Prijut 11 - Pastuchow-Felsen (4.690 m) - Sedlowina-Sattel
(5.376 m) - Elbrus
(5.642 m)
HM
ca. 1550 m / GZ
8 St.
3,5 St.
Achtung:
Rolands Ausrüstung ist für den Elbrus natürlich absolut
nicht zu empfehlen. Bei einem tatsächlichen Schlechtwettereinbruch
hätte das Unternehmen Elbrus mit Lederbergschuhen auch ordentlich
ins Auge gehen können. Erfrierungen aufgrund mangelhafter Ausrüstung
stehen am fast 6.000 m hohen Elbrus auf der Tagesordnung.
Am Pastuchow-Felsen
The Legend: Roland
Foto: Maria Hopfenspirger |
Sternenklarer Himmel um 2.15 Uhr, Windstille, erträgliche Temperaturen.
Josef bleibt nach schlafloser Nacht in der Hütte zurück, Bodyguard Wolfgang sowieso. Frühstück, Aufbruch 3.30 Uhr.
Nun
gibt es zwei Möglichkeiten: Entweder in reinstem Ratrac-Stil wie
eine japanische Gruppe, die sich bis zu den Pastuchow-Felsen karren
lässt, oder im altmodischen alpinen Stil aus eigener Kraft und
"by fair means". Wir Bergsteiger von gestern (und unsere Geldbörsen)
entscheiden uns für den alpinen Stil und stapfen los über
die Pisten in Richtung Pastuchow-Felsen. "Schlechtwetter vom
Westen in zwei Stunden", prognostiziert Eduard nach sorgenvollem
Blick gen Himmel.
....
§ **Aufgabenstellung**: Schreibe aus dem Bericht über die Elbrus-Besteigung alles von "Josef bleibt nach" bis hinunter zu "(und unsere Geldbörsen)" wortgetreu ab.

[Zeilen aus einem Layout-Datensatz]
....
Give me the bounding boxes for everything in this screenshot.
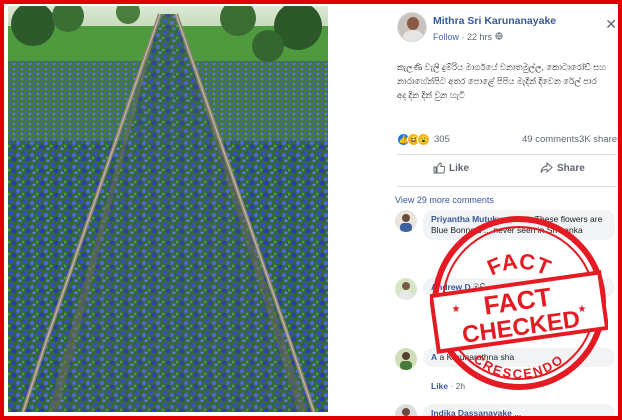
commenter-name[interactable]: Indika Dassanayake [431, 408, 512, 416]
divider [397, 154, 617, 155]
star-icon: ★ [452, 304, 461, 315]
comment-text: ... [514, 408, 522, 416]
reactions-bar: 👍 😆 😮 305 49 comments 3K shares [397, 132, 618, 148]
share-arrow-icon [540, 161, 553, 174]
commenter-avatar[interactable] [395, 210, 417, 232]
wow-reaction-icon[interactable]: 😮 [417, 133, 430, 146]
share-label: Share [557, 163, 585, 174]
post-caption: කැලණි වැලි දුම්රිය මාර්ගයේ වනාතමුල්ල, කො… [397, 62, 606, 100]
thumbs-up-icon [433, 162, 446, 174]
comment-bubble: Indika Dassanayake ... [423, 404, 615, 416]
post-header: Mithra Sri Karunanayake Follow · 22 hrs … [397, 12, 617, 48]
follow-row: Follow · 22 hrs [433, 32, 503, 42]
fact-checked-stamp: FACT FACT CHECKED CRESCENDO ★ ★ [430, 216, 608, 390]
comment-count[interactable]: 49 comments [522, 134, 579, 145]
share-count[interactable]: 3K shares [579, 134, 618, 145]
like-label: Like [449, 163, 470, 174]
separator: · [461, 32, 465, 42]
post-time[interactable]: 22 hrs [467, 32, 492, 42]
close-icon[interactable]: ✕ [605, 16, 617, 33]
railway-flowers-image [8, 6, 328, 412]
author-avatar[interactable] [397, 12, 427, 42]
commenter-avatar[interactable] [395, 404, 417, 416]
commenter-avatar[interactable] [395, 278, 417, 300]
share-button[interactable]: Share [540, 161, 585, 180]
star-icon: ★ [578, 304, 587, 315]
post-photo[interactable] [8, 6, 328, 412]
author-name[interactable]: Mithra Sri Karunanayake [433, 15, 556, 27]
follow-link[interactable]: Follow [433, 32, 459, 42]
divider [397, 186, 617, 187]
stamp-top-text: FACT [484, 248, 555, 280]
view-more-comments[interactable]: View 29 more comments [395, 195, 494, 205]
reaction-count[interactable]: 305 [434, 134, 450, 145]
comment-item: Indika Dassanayake ... [395, 404, 617, 416]
like-button[interactable]: Like [433, 162, 469, 180]
commenter-avatar[interactable] [395, 348, 417, 370]
globe-icon [494, 32, 503, 42]
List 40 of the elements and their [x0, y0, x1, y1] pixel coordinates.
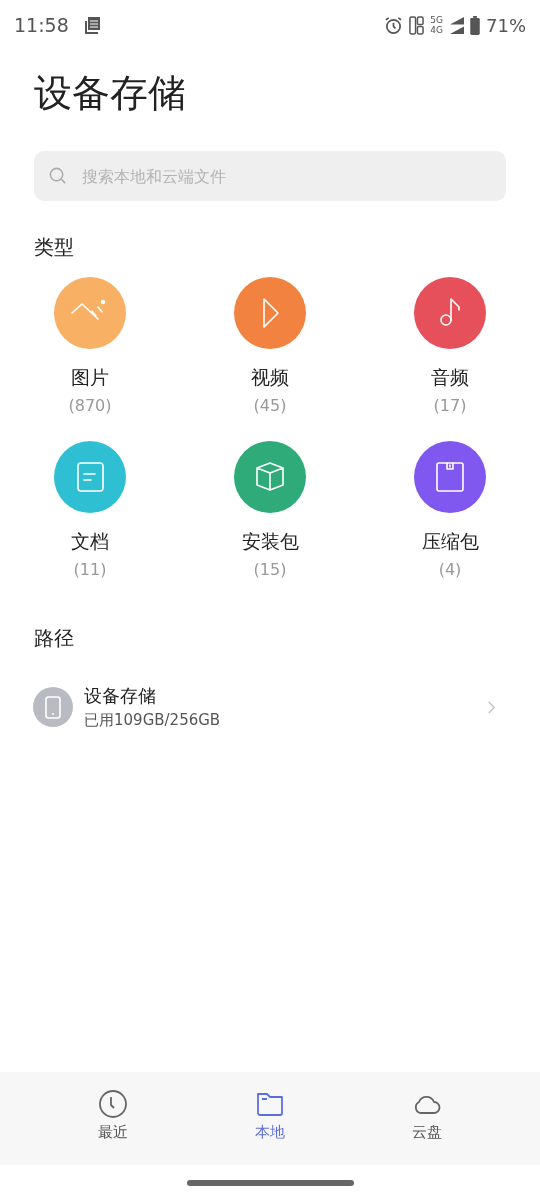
category-count: (17) [433, 396, 467, 416]
nav-tab[interactable]: 本地 [220, 1072, 320, 1165]
signal-icon [449, 15, 464, 35]
clock-icon [98, 1089, 129, 1119]
archive-category-icon[interactable] [414, 441, 486, 513]
video-category-icon[interactable] [234, 277, 306, 349]
network-type: 5G [430, 15, 443, 25]
audio-category-icon[interactable] [414, 277, 486, 349]
battery-percent: 71% [486, 14, 526, 36]
category-count: (45) [253, 396, 287, 416]
category-count: (11) [73, 560, 107, 580]
category-count: (15) [253, 560, 287, 580]
chevron-right-icon[interactable] [487, 699, 496, 715]
category-label: 文档 [71, 529, 109, 553]
package-category-icon[interactable] [234, 441, 306, 513]
category-count: (870) [68, 396, 112, 416]
network-type: 4G [430, 25, 443, 35]
nav-tab[interactable]: 云盘 [376, 1072, 477, 1165]
section-heading: 类型 [34, 235, 75, 259]
section-heading: 路径 [34, 626, 75, 650]
storage-usage: 已用109GB/256GB [84, 710, 222, 730]
phone-icon [33, 687, 73, 727]
home-indicator[interactable] [186, 1179, 354, 1186]
sim-card-icon [409, 15, 425, 35]
category-count: (4) [438, 560, 462, 580]
document-category-icon[interactable] [54, 441, 126, 513]
search-field[interactable]: 搜索本地和云端文件 [34, 151, 506, 201]
category-label: 安装包 [241, 529, 299, 553]
battery-icon [470, 15, 480, 35]
alarm-icon [384, 15, 404, 35]
category-label: 图片 [71, 365, 109, 389]
category-label: 音频 [431, 365, 469, 389]
storage-name[interactable]: 设备存储 [84, 684, 476, 708]
category-label: 视频 [251, 365, 289, 389]
page-title: 设备存储 [34, 70, 187, 116]
status-time: 11:58 [14, 14, 69, 36]
image-category-icon[interactable] [54, 277, 126, 349]
category-label: 压缩包 [421, 529, 479, 553]
nav-tab[interactable]: 最近 [63, 1072, 164, 1165]
notification-icon [82, 16, 101, 34]
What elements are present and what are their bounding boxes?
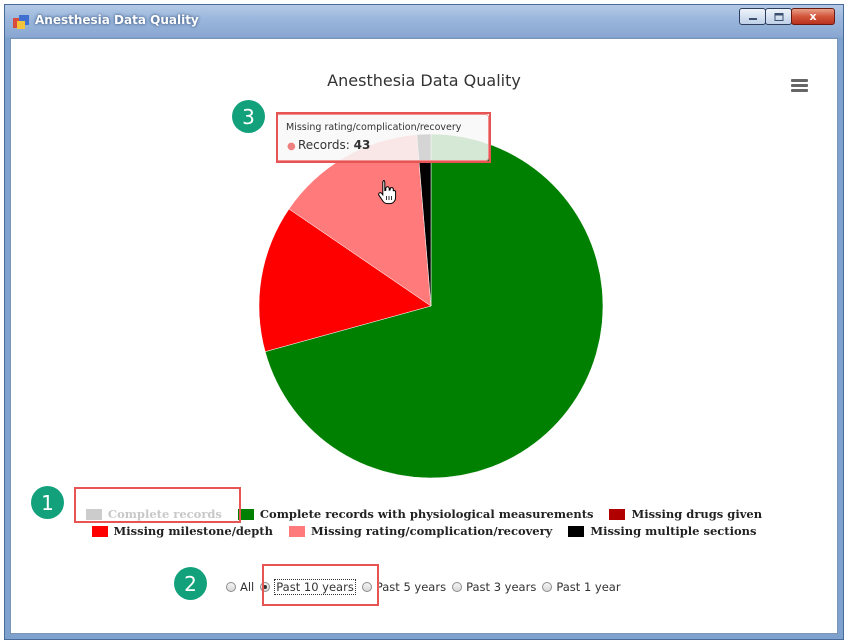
radio-past-1-year[interactable]: Past 1 year <box>542 580 621 594</box>
legend-swatch <box>91 525 108 537</box>
chart-panel: Anesthesia Data Quality Missing rating/c… <box>10 38 838 634</box>
minimize-icon <box>748 17 757 20</box>
radio-past-3-years[interactable]: Past 3 years <box>452 580 536 594</box>
legend-label: Complete records with physiological meas… <box>259 507 594 521</box>
legend-swatch <box>288 525 305 537</box>
callout-badge-3: 3 <box>232 100 265 133</box>
callout-badge-1: 1 <box>31 486 64 519</box>
radio-button[interactable] <box>452 582 463 592</box>
radio-label: Past 1 year <box>556 580 621 594</box>
app-icon <box>13 15 29 29</box>
legend-label: Missing milestone/depth <box>113 524 273 538</box>
legend-swatch <box>568 525 585 537</box>
legend-item-missing-multiple[interactable]: Missing multiple sections <box>568 524 756 538</box>
radio-label: All <box>240 580 255 594</box>
radio-all[interactable]: All <box>226 580 254 594</box>
chart-title: Anesthesia Data Quality <box>327 71 521 90</box>
close-icon: x <box>809 10 817 23</box>
legend-item-missing-drugs[interactable]: Missing drugs given <box>609 507 762 521</box>
legend-label: Missing drugs given <box>631 507 763 521</box>
legend-item-complete-with-physiological[interactable]: Complete records with physiological meas… <box>237 507 594 521</box>
legend-swatch <box>609 508 626 520</box>
maximize-icon <box>774 12 783 21</box>
pie-chart <box>258 133 604 479</box>
legend-label: Missing multiple sections <box>590 524 757 538</box>
chart-legend-row-2: Missing milestone/depth Missing rating/c… <box>11 524 837 538</box>
highlight-box-tooltip <box>276 112 491 163</box>
app-window: Anesthesia Data Quality x Anesthesia Dat… <box>4 4 844 640</box>
highlight-box-legend <box>74 487 241 523</box>
maximize-button[interactable] <box>765 8 792 25</box>
radio-label: Past 5 years <box>375 580 447 594</box>
callout-badge-2: 2 <box>174 567 207 600</box>
hamburger-menu-icon[interactable] <box>791 79 808 92</box>
radio-button[interactable] <box>542 582 553 592</box>
legend-item-missing-rating[interactable]: Missing rating/complication/recovery <box>288 524 553 538</box>
window-controls: x <box>739 8 835 25</box>
title-bar[interactable]: Anesthesia Data Quality x <box>5 5 843 37</box>
legend-label: Missing rating/complication/recovery <box>310 524 553 538</box>
minimize-button[interactable] <box>739 8 766 25</box>
radio-label: Past 3 years <box>466 580 537 594</box>
highlight-box-radio <box>262 564 379 606</box>
window-title: Anesthesia Data Quality <box>35 13 199 27</box>
radio-button[interactable] <box>226 582 236 592</box>
close-button[interactable]: x <box>791 8 835 25</box>
hand-pointer-icon <box>378 180 397 205</box>
legend-item-missing-milestone[interactable]: Missing milestone/depth <box>91 524 273 538</box>
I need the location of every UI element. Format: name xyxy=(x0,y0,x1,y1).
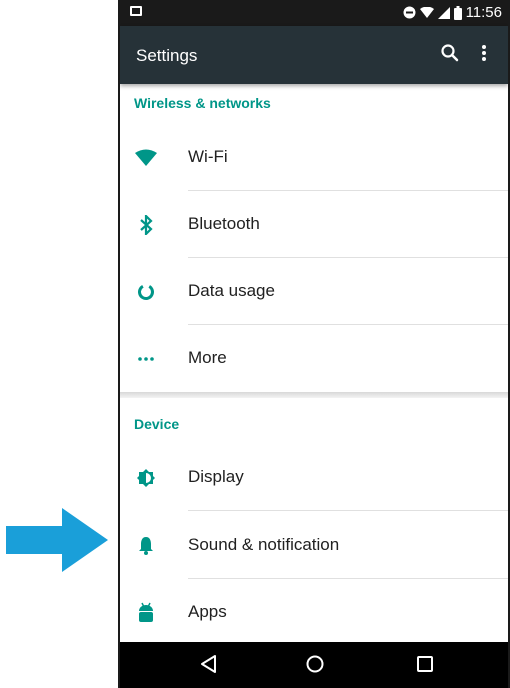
settings-item-apps[interactable]: Apps xyxy=(120,579,508,645)
settings-item-label: Wi-Fi xyxy=(188,147,228,166)
status-time: 11:56 xyxy=(465,4,502,21)
settings-item-label: Data usage xyxy=(188,281,275,300)
battery-icon xyxy=(453,5,462,20)
data-usage-icon xyxy=(134,280,158,304)
section-divider xyxy=(120,392,508,398)
display-icon xyxy=(134,466,158,490)
search-icon[interactable] xyxy=(440,43,460,63)
settings-item-label: More xyxy=(188,348,227,367)
settings-item-more[interactable]: More xyxy=(120,325,508,391)
navigation-bar xyxy=(120,642,508,688)
settings-item-label: Apps xyxy=(188,602,227,621)
recents-icon[interactable] xyxy=(414,653,436,675)
settings-item-label: Sound & notification xyxy=(188,535,340,554)
do-not-disturb-icon xyxy=(403,6,416,19)
signal-icon xyxy=(437,6,450,19)
app-bar: Settings xyxy=(120,26,508,84)
pointer-arrow-icon xyxy=(6,508,108,572)
home-icon[interactable] xyxy=(304,653,326,675)
settings-item-bluetooth[interactable]: Bluetooth xyxy=(120,191,508,257)
phone-screen: 11:56 Settings Wireless & networks Wi-Fi… xyxy=(118,0,510,688)
divider xyxy=(188,510,508,511)
notification-icon xyxy=(130,6,142,16)
page-title: Settings xyxy=(136,46,198,65)
wifi-icon xyxy=(134,146,158,170)
android-icon xyxy=(134,601,158,625)
settings-item-sound-notification[interactable]: Sound & notification xyxy=(120,512,508,578)
status-bar: 11:56 xyxy=(120,0,508,26)
wifi-icon xyxy=(419,6,434,18)
bell-icon xyxy=(134,534,158,558)
settings-item-wifi[interactable]: Wi-Fi xyxy=(120,124,508,190)
more-horiz-icon xyxy=(134,347,158,371)
settings-item-label: Display xyxy=(188,467,244,486)
section-header-wireless: Wireless & networks xyxy=(134,95,271,111)
section-header-device: Device xyxy=(134,416,180,432)
settings-item-data-usage[interactable]: Data usage xyxy=(120,258,508,324)
back-icon[interactable] xyxy=(198,653,220,675)
bluetooth-icon xyxy=(134,213,158,237)
more-vert-icon[interactable] xyxy=(474,43,494,63)
settings-item-display[interactable]: Display xyxy=(120,444,508,510)
settings-item-label: Bluetooth xyxy=(188,214,260,233)
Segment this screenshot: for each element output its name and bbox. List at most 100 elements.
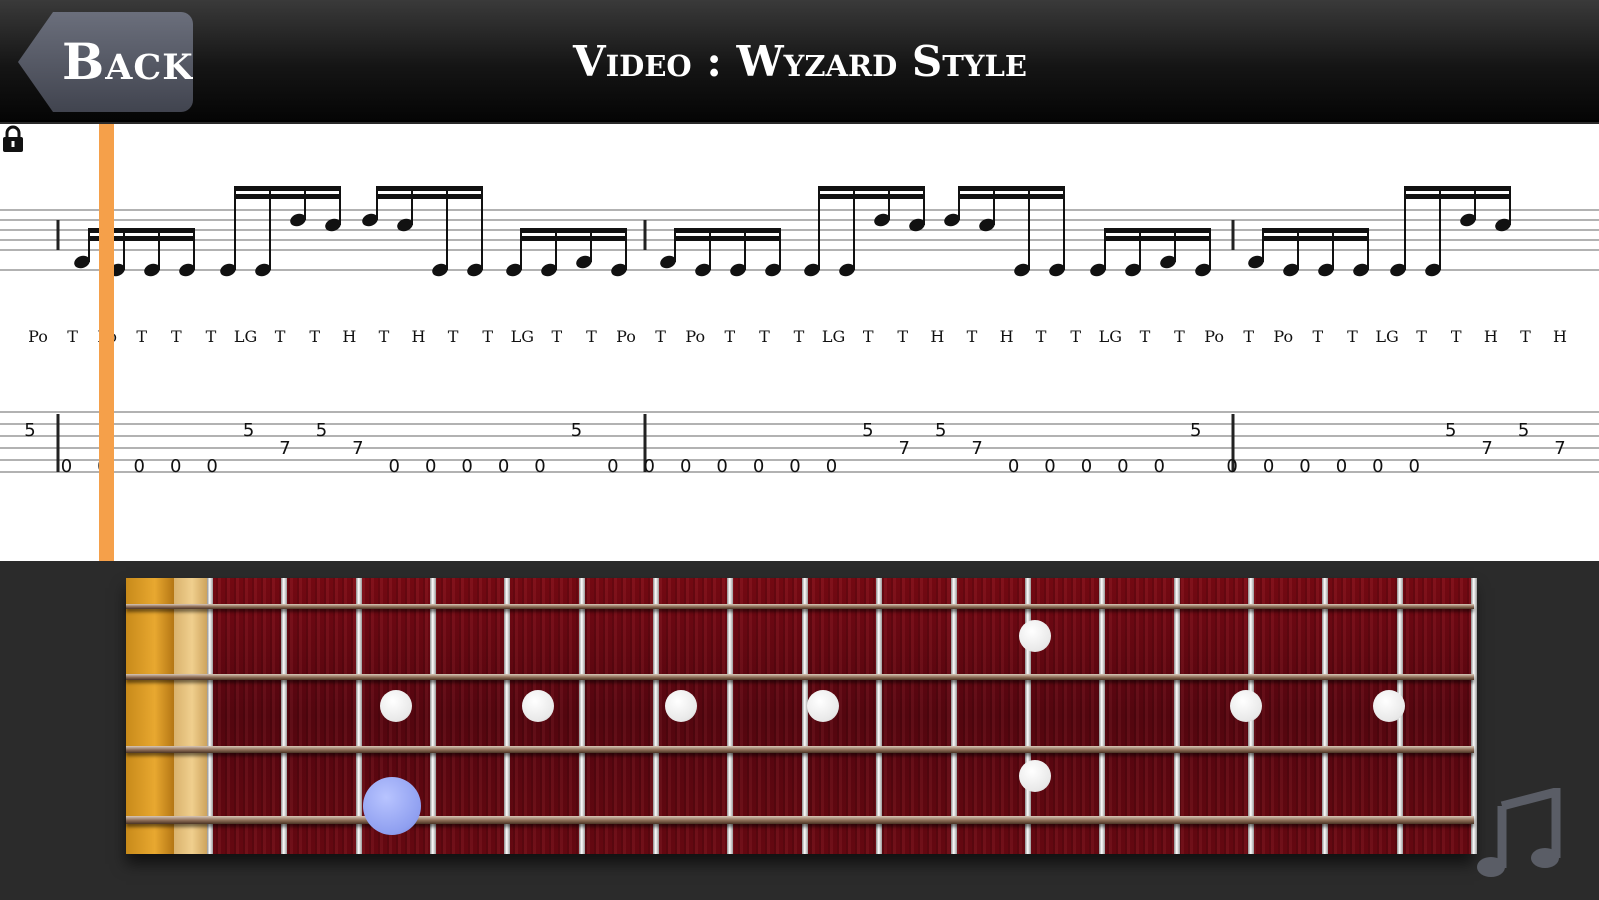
tab-number: 0 <box>1044 456 1055 477</box>
tab-number: 0 <box>753 456 764 477</box>
note-beam <box>958 186 1065 191</box>
fret-wire <box>653 578 660 854</box>
tab-number: 0 <box>1154 456 1165 477</box>
technique-label: LG <box>1375 327 1398 346</box>
technique-label: T <box>1140 327 1151 346</box>
technique-label: T <box>171 327 182 346</box>
fretboard-panel <box>0 561 1599 900</box>
technique-label: H <box>412 327 426 346</box>
tab-number: 7 <box>1554 438 1565 459</box>
technique-label: Po <box>616 327 636 346</box>
technique-label: Po <box>28 327 48 346</box>
inlay-dot <box>380 690 412 722</box>
technique-label: Po <box>685 327 705 346</box>
note-beam <box>1262 236 1369 241</box>
fret-wire <box>950 578 957 854</box>
technique-label: LG <box>1099 327 1122 346</box>
inlay-dot <box>522 690 554 722</box>
inlay-dot <box>807 690 839 722</box>
note-beam <box>520 236 627 241</box>
technique-label: T <box>1416 327 1427 346</box>
fret-wire <box>281 578 288 854</box>
technique-label: T <box>206 327 217 346</box>
tab-number: 0 <box>61 456 72 477</box>
music-note-icon[interactable] <box>1472 788 1564 880</box>
tab-number: 0 <box>1372 456 1383 477</box>
technique-label: T <box>1070 327 1081 346</box>
technique-label: T <box>794 327 805 346</box>
inlay-dot <box>1019 620 1051 652</box>
tab-number: 0 <box>461 456 472 477</box>
page-title: Video : Wyzard Style <box>573 37 1027 86</box>
technique-label: T <box>1451 327 1462 346</box>
tab-number: 0 <box>826 456 837 477</box>
note-beam <box>674 236 781 241</box>
technique-label: T <box>897 327 908 346</box>
tab-number: 7 <box>279 438 290 459</box>
fret-wire <box>578 578 585 854</box>
current-note-marker[interactable] <box>363 777 421 835</box>
tab-number: 0 <box>498 456 509 477</box>
fret-wire <box>1173 578 1180 854</box>
technique-label: T <box>1347 327 1358 346</box>
fret-wire <box>504 578 511 854</box>
note-beam <box>234 194 341 199</box>
tab-number: 0 <box>1226 456 1237 477</box>
back-button[interactable]: Back <box>18 12 193 112</box>
tab-number: 5 <box>1190 420 1201 441</box>
fretboard[interactable] <box>126 578 1477 854</box>
technique-label: T <box>1036 327 1047 346</box>
tab-number: 0 <box>1336 456 1347 477</box>
technique-label: T <box>552 327 563 346</box>
note-beam <box>520 228 627 233</box>
technique-label: H <box>1484 327 1498 346</box>
technique-label: T <box>67 327 78 346</box>
technique-label: T <box>586 327 597 346</box>
fret-wire <box>727 578 734 854</box>
tab-number: 0 <box>389 456 400 477</box>
technique-label: T <box>863 327 874 346</box>
string[interactable] <box>126 816 1474 824</box>
lock-icon[interactable] <box>0 124 26 154</box>
fret-wire <box>355 578 362 854</box>
technique-label: LG <box>234 327 257 346</box>
note-beam <box>818 194 925 199</box>
tab-number: 7 <box>1481 438 1492 459</box>
fret-wire <box>801 578 808 854</box>
playhead-cursor[interactable] <box>99 124 114 561</box>
tab-number: 5 <box>862 420 873 441</box>
notation-staff: Po T Po T T T LG T T H T H T T LG T T Po T Po T T T LG T T H T H T T LG… <box>0 186 1599 477</box>
string[interactable] <box>126 746 1474 753</box>
technique-label: T <box>1243 327 1254 346</box>
tab-number: 5 <box>571 420 582 441</box>
note-beam <box>1404 194 1511 199</box>
string[interactable] <box>126 604 1474 609</box>
tab-number: 0 <box>607 456 618 477</box>
fret-wire <box>207 578 213 854</box>
note-beam <box>1104 228 1211 233</box>
headstock <box>126 578 174 854</box>
technique-label: H <box>930 327 944 346</box>
tab-number: 7 <box>899 438 910 459</box>
tab-number: 7 <box>971 438 982 459</box>
string[interactable] <box>126 674 1474 680</box>
technique-label: T <box>759 327 770 346</box>
technique-label: T <box>379 327 390 346</box>
technique-label: T <box>309 327 320 346</box>
technique-label: T <box>275 327 286 346</box>
fret-wire <box>430 578 437 854</box>
note-beam <box>818 186 925 191</box>
note-beam <box>958 194 1065 199</box>
tab-number: 0 <box>534 456 545 477</box>
tab-number: 7 <box>352 438 363 459</box>
inlay-dot <box>1019 760 1051 792</box>
note-beam <box>234 186 341 191</box>
tab-number: 0 <box>1263 456 1274 477</box>
tab-number: 5 <box>24 420 35 441</box>
score-view[interactable]: Po T Po T T T LG T T H T H T T LG T T Po T Po T T T LG T T H T H T T LG… <box>0 124 1599 561</box>
inlay-dot <box>1230 690 1262 722</box>
technique-label: T <box>136 327 147 346</box>
technique-label: T <box>967 327 978 346</box>
tab-number: 0 <box>425 456 436 477</box>
inlay-dot <box>1373 690 1405 722</box>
....
§ **Lösung**:
Josef bleibt nach schlafloser Nacht in der Hütte zurück, Bodyguard Wolfgang sowieso. Frühstück, Aufbruch 3.30 Uhr.
Nun
gibt es zwei Möglichkeiten: Entweder in reinstem Ratrac-Stil wie
eine japanische Gruppe, die sich bis zu den Pastuchow-Felsen karren
lässt, oder im altmodischen alpinen Stil aus eigener Kraft und
"by fair means". Wir Bergsteiger von gestern (und unsere Geldbörsen)